◆ **WRITTEN EXERCISE**: Which lines have the string "every"? Copy all of them from the entries below.
────────────────────────────────────────
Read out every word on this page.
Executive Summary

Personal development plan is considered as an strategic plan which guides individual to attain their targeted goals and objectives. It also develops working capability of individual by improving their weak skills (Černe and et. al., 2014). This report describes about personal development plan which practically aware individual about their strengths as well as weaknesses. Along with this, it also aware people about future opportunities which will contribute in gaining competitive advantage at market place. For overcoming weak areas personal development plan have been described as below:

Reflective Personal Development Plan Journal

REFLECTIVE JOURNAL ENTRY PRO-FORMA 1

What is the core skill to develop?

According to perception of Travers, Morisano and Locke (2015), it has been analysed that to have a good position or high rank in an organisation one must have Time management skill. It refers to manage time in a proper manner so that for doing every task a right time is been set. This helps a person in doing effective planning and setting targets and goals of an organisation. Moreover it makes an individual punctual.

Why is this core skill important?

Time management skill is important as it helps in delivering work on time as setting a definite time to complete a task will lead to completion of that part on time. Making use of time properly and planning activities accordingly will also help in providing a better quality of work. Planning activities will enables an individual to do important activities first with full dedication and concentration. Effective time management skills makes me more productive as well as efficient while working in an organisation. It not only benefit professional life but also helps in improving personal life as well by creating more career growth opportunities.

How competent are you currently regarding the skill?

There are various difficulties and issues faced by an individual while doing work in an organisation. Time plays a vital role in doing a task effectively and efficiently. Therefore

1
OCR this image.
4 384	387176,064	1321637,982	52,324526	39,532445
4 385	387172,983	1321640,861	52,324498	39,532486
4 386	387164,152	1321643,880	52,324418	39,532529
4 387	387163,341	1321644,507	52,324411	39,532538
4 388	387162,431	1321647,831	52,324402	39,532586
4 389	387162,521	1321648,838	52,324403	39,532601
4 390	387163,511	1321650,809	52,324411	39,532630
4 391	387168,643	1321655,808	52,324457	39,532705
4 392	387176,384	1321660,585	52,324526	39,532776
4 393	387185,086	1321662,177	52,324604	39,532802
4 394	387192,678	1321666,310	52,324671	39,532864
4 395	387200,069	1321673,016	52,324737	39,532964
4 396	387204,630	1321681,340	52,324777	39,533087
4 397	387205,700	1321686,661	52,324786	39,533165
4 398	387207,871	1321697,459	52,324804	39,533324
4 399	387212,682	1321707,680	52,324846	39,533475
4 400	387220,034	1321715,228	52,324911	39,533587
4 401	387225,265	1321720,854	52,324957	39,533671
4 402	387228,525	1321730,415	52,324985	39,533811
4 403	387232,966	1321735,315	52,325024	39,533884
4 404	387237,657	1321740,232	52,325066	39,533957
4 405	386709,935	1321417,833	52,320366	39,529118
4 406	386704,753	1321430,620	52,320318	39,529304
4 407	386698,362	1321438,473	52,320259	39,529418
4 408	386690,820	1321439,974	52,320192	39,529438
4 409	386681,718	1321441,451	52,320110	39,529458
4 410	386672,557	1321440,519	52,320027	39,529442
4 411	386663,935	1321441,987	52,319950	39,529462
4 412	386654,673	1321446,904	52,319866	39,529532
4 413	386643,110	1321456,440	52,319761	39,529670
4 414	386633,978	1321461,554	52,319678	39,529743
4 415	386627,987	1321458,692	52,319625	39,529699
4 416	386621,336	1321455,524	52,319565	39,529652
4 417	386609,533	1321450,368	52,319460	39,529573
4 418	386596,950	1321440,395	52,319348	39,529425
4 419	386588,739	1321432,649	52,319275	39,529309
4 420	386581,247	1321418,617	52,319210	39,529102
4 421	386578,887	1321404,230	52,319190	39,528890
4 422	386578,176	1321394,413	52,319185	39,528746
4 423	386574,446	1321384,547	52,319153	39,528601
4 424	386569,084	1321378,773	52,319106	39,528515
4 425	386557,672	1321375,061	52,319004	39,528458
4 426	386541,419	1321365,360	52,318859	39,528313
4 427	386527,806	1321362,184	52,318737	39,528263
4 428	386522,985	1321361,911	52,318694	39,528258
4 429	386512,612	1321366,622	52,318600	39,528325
────────────────────────────────────────
◆ **REPLY**:
Read out every word on this page.
According to perception of Travers, Morisano and Locke (2015), it has been analysed that to have a good position or high rank in an organisation one must have Time management skill. It refers to manage time in a proper manner so that for doing every task a right time is been set. This helps a person in doing effective planning and setting targets and goals of an organisation. Moreover it makes an individual punctual.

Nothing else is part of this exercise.